*What you need to do*.
a. According to the blog post on returning to Free Software work, to which city did the writer move for a new job?
b. Extend the blog post on returning to Free Software work with the passage that would come next after its final sentence.

Archive for the 'Software development' Category

November 17th 2009

Getting back on track

Yes, I’m alive.

Since the second half of last summer I’ve been inactive in the Free Software arena. No commits, no emails from me in the last few months which may indicate that the projects are dead. So I wanted to write to let you know that I have no plans to stop maintaining any of my projects. I will start to catch up with all the things I’ve missed in the projects I normally contribute to and the projects I develop alone.

The reason why you’d heard nothing from me is that I left Spain to move to Oxford, in order to work at the cool company behind 2degreesnetwork.com. The removal was the most time-consuming and stressful thing I’d ever done, but after one month working here, I’m happy to say that it was worth it. The atmosphere is just like I thought Web 2.0 companies were, and I am surrounded by nice and talented people. I can’t be happier.

Well, back to the projects, I had to wait a lot to get access to the Internet at home, but I got it a couple of weeks ago and have been catching up (slowly) with the pending stuff. I still have a huge stack of unanswered emails, for example.

For the last couple of weeks I was working fulltime on repoze.what 1.1 and repoze.what-django. I hope to finish the documentation and get the first alpha releases out very soon; the code itself is pretty much ready and, as usual, fully tested. I didn’t have plans to do a repoze.what 1.1 release anytime soon, but while developing repoze.what-django I found myself implementing something which would be useful outside Django (i.e., ACLs) and thus I decided to move it to repoze.what.

After that, I want to improve the auth documentation in TurboGears 2. repoze.what-pylons is the crucial part of the repoze.what integration in TG2 and it’s fully documented, but duplicating part of those docs won’t do any harm and adding some tips and tricks would be nice. I started doing that some months ago but never committed it; I have to finish it this time.

Then I’d like to make repoze.what-pylons take advantage of the new features in repoze.what 1.1, like repoze.what-django already does.

That’s it for the foreseeable future. Next year I really want to get serious with Booleano and PyACL.

(Records excerpted from a collection)
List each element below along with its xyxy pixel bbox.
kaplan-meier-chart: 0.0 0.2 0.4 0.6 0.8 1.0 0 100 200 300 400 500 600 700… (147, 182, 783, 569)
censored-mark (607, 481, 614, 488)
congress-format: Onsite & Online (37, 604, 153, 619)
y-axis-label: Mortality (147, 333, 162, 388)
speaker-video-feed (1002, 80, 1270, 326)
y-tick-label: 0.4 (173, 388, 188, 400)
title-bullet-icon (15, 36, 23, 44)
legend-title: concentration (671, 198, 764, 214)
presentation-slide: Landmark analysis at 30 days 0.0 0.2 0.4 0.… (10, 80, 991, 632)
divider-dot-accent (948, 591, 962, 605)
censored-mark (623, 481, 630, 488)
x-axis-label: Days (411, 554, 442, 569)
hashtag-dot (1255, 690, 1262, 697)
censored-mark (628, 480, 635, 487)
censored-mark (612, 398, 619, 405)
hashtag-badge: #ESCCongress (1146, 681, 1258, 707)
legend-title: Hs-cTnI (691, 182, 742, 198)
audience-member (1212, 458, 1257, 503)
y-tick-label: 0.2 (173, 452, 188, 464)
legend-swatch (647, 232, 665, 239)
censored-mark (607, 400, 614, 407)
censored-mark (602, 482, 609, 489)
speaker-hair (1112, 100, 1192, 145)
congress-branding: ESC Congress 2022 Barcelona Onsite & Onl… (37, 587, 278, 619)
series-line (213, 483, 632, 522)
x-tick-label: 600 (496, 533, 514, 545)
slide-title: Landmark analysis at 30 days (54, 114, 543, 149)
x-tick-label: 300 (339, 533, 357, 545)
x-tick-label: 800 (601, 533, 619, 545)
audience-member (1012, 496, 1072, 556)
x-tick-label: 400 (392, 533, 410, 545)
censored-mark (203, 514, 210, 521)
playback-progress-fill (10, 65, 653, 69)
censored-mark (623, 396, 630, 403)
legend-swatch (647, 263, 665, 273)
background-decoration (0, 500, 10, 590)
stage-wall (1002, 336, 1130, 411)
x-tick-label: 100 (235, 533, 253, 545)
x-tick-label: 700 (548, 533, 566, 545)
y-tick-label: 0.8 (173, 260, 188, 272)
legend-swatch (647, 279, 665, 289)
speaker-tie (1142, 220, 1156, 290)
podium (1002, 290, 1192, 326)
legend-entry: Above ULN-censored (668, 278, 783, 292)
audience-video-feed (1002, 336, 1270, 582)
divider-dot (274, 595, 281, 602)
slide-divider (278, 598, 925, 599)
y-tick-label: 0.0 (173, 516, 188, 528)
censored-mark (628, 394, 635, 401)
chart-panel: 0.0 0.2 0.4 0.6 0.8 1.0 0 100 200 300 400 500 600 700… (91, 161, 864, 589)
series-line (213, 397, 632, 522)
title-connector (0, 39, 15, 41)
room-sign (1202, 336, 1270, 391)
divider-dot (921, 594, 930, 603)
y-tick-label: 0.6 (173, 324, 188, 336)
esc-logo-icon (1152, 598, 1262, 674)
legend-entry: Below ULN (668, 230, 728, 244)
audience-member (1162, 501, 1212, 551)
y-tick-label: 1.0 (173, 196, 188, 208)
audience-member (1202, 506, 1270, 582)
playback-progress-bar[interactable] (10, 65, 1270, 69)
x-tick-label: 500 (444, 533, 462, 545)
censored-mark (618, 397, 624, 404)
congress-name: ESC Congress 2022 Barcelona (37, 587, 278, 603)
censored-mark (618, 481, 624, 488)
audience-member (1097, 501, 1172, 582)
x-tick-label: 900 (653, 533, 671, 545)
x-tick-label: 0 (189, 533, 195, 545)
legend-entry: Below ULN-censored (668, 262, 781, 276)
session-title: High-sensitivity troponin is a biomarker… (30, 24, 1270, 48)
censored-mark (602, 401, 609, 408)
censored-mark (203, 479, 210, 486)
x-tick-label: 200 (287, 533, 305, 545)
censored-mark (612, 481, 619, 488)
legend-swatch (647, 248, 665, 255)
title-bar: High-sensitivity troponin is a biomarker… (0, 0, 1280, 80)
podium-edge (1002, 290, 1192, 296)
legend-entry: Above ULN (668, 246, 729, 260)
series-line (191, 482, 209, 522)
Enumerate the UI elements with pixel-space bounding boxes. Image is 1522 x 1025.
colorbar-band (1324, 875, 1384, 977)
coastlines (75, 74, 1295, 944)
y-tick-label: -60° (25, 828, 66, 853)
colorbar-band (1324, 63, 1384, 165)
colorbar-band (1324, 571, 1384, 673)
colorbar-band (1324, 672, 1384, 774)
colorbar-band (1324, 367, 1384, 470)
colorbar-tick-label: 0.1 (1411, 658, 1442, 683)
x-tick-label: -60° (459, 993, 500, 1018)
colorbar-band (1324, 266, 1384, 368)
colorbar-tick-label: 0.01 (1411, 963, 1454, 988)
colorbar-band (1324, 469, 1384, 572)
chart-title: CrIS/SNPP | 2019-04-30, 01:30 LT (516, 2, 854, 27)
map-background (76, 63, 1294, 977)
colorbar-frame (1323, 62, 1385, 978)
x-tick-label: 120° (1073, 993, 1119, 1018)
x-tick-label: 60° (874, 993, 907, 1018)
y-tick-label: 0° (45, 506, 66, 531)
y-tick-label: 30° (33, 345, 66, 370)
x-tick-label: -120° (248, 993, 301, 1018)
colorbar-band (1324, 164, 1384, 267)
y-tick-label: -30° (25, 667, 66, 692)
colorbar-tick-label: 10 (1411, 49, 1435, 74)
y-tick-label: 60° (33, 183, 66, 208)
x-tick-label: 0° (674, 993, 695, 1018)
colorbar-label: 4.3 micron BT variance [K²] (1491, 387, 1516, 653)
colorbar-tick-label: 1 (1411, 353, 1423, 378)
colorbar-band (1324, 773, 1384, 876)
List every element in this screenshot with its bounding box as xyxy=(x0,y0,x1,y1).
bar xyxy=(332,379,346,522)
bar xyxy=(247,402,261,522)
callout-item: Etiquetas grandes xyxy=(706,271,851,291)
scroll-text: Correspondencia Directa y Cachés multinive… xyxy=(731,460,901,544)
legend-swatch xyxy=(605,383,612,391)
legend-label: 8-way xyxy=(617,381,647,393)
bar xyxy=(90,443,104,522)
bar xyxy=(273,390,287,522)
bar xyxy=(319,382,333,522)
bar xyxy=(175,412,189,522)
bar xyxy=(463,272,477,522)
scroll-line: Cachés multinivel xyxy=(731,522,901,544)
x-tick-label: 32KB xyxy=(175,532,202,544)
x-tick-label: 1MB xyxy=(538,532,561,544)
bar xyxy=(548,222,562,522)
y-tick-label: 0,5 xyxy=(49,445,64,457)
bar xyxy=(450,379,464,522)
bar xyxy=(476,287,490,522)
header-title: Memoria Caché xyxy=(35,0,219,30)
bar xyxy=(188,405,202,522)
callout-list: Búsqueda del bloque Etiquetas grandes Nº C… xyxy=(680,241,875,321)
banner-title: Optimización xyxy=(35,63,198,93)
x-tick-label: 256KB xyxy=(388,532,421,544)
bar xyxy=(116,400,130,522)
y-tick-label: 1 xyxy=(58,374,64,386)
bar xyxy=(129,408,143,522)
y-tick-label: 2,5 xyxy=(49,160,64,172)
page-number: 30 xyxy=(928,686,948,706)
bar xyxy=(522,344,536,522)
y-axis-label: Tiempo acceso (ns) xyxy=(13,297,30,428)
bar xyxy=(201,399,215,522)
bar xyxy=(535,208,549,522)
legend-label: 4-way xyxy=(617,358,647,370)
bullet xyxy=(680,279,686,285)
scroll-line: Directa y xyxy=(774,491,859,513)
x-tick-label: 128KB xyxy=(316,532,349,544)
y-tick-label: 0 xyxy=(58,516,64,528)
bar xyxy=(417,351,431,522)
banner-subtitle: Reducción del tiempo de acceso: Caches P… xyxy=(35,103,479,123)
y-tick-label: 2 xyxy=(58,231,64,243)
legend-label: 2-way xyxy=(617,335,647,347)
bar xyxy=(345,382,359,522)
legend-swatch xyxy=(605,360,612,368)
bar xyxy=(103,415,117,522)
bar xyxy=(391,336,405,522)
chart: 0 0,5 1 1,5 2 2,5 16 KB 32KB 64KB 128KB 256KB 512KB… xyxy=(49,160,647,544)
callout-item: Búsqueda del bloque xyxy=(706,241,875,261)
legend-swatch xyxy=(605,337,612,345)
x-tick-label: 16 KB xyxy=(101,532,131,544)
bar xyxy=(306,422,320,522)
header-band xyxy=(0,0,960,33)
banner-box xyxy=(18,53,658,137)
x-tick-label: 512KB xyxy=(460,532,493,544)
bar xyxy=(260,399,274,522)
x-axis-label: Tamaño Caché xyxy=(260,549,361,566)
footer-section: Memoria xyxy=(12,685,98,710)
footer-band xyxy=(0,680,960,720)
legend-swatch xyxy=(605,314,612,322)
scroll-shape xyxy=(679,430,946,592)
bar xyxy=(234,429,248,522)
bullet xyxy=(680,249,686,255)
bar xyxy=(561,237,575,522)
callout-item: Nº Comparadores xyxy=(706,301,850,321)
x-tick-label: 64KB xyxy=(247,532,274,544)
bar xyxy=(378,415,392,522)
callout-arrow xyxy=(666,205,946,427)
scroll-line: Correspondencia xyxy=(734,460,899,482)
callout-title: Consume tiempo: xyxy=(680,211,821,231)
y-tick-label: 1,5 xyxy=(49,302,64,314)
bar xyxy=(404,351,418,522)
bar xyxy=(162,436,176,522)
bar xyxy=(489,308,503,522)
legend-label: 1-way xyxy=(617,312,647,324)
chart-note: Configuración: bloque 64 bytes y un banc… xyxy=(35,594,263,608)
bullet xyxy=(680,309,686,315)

*Outputs*.
a. Oxford

b.
No Comments yet »

July 29th 2009

Koren’s SVD++ Python Implementation

I recently had to implement a recommender system for the Netflix Prize. Out of the best known models, I chose Yehuda Koren’s SVD++ model as published on the paper entitled “Factorization Meets the Neighborhood: a Multifaceted Collaborative Filtering Model” (the version that doesn’t take into account temporal effects; I’d have implemented the complete model, but couldn’t due to time constraints).

I named this Python-based project “wooflix” and you can download it from code.gustavonarea.net. It ships with a command-line interface and basic documentation, including the design document.

It’s the first project, as far as I know, that uses Booleano. With it, you can get random movie recommendations and filter them, like this:

# Get 5 movie recommendations for user #7, at least those published after 2001
wooflix recommendations 7 --max="5" --filter="movie:year > 2001"

Keep in mind that I won’t offer support for it; I’m publishing because I thought it might be useful for some people, but I have no intentions to work on it in the future.

1 Comment »

July 17th 2009

Announcing Booleano

I am proud to announce the first alpha release of Booleano, a Python-based interpreter of boolean expressions:

Booleano is an interpreter of boolean expressions, a library to define and run filters available as text (e.g., in a natural language) or in Python code.

In order to handle text-based filters, Booleano ships with a fully-featured parser whose grammar is adaptive: Its properties can be overridden using simple configuration directives.

On the other hand, the library exposes a pythonic API for filters written in pure Python. These filters are particularly useful to build reusable conditions from objects provided by a third party library.

It’s been designed to address the following use cases:

  1. Convert text-based conditions: When you need to turn a condition available as plain text into something else (i.e., another filter).
  2. Evaluate text-based conditions: When you have a condition available as plain text and need to iterate over items in order to filter out those for which the evaluation of the condition is not successful.
  3. Evaluate Python-based conditions: When you have a condition represented by a Python object (nothing to be parsed) and need to iterate over items in order to filter out those for which the evaluation of the condition is not successful.

It is a project I found necessary while working on repoze.what 2, which I’ve been developing for the last few months in my spare time. This release is absolutely usable, but lacks documentation because I needed this release out for a (small) project I need to work on ASAP (it will depend on Booleano). The next release will ship with a nice documentation, I promise.

No Comments yet »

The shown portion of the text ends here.